§ Stated goal: Copy everything in the data below exactly except the pictures.

[Dataset entries]
_ _ _
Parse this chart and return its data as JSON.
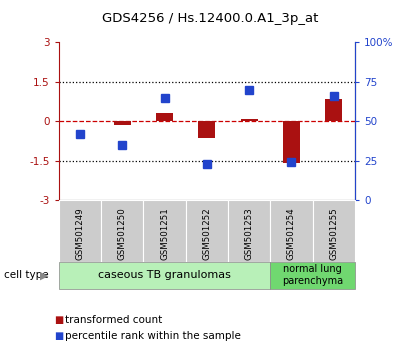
{
  "title": "GDS4256 / Hs.12400.0.A1_3p_at",
  "samples": [
    "GSM501249",
    "GSM501250",
    "GSM501251",
    "GSM501252",
    "GSM501253",
    "GSM501254",
    "GSM501255"
  ],
  "transformed_count": [
    0.02,
    -0.15,
    0.3,
    -0.65,
    0.1,
    -1.6,
    0.85
  ],
  "percentile_rank": [
    42,
    35,
    65,
    23,
    70,
    24,
    66
  ],
  "ylim_left": [
    -3,
    3
  ],
  "ylim_right": [
    0,
    100
  ],
  "yticks_left": [
    -3,
    -1.5,
    0,
    1.5,
    3
  ],
  "yticks_right": [
    0,
    25,
    50,
    75,
    100
  ],
  "ytick_labels_left": [
    "-3",
    "-1.5",
    "0",
    "1.5",
    "3"
  ],
  "ytick_labels_right": [
    "0",
    "25",
    "50",
    "75",
    "100%"
  ],
  "cell_type_groups": [
    {
      "label": "caseous TB granulomas",
      "n_samples": 5,
      "color": "#b8f0b8"
    },
    {
      "label": "normal lung\nparenchyma",
      "n_samples": 2,
      "color": "#70d870"
    }
  ],
  "red_color": "#aa1111",
  "blue_color": "#2244cc",
  "bar_width": 0.4,
  "background_color": "#ffffff",
  "sample_box_color": "#cccccc",
  "zero_line_color": "#cc0000",
  "label_transformed": "transformed count",
  "label_percentile": "percentile rank within the sample",
  "cell_type_label": "cell type"
}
_ _ _
§ Response below:
Parse this chart and return its data as JSON.
{
  "title": "GDS4256 / Hs.12400.0.A1_3p_at",
  "samples": [
    "GSM501249",
    "GSM501250",
    "GSM501251",
    "GSM501252",
    "GSM501253",
    "GSM501254",
    "GSM501255"
  ],
  "transformed_count": [
    0.02,
    -0.15,
    0.3,
    -0.65,
    0.1,
    -1.6,
    0.85
  ],
  "percentile_rank": [
    42,
    35,
    65,
    23,
    70,
    24,
    66
  ],
  "ylim_left": [
    -3,
    3
  ],
  "ylim_right": [
    0,
    100
  ],
  "yticks_left": [
    -3,
    -1.5,
    0,
    1.5,
    3
  ],
  "yticks_right": [
    0,
    25,
    50,
    75,
    100
  ],
  "ytick_labels_left": [
    "-3",
    "-1.5",
    "0",
    "1.5",
    "3"
  ],
  "ytick_labels_right": [
    "0",
    "25",
    "50",
    "75",
    "100%"
  ],
  "cell_type_groups": [
    {
      "label": "caseous TB granulomas",
      "n_samples": 5,
      "color": "#b8f0b8"
    },
    {
      "label": "normal lung\nparenchyma",
      "n_samples": 2,
      "color": "#70d870"
    }
  ],
  "red_color": "#aa1111",
  "blue_color": "#2244cc",
  "bar_width": 0.4,
  "background_color": "#ffffff",
  "sample_box_color": "#cccccc",
  "zero_line_color": "#cc0000",
  "label_transformed": "transformed count",
  "label_percentile": "percentile rank within the sample",
  "cell_type_label": "cell type"
}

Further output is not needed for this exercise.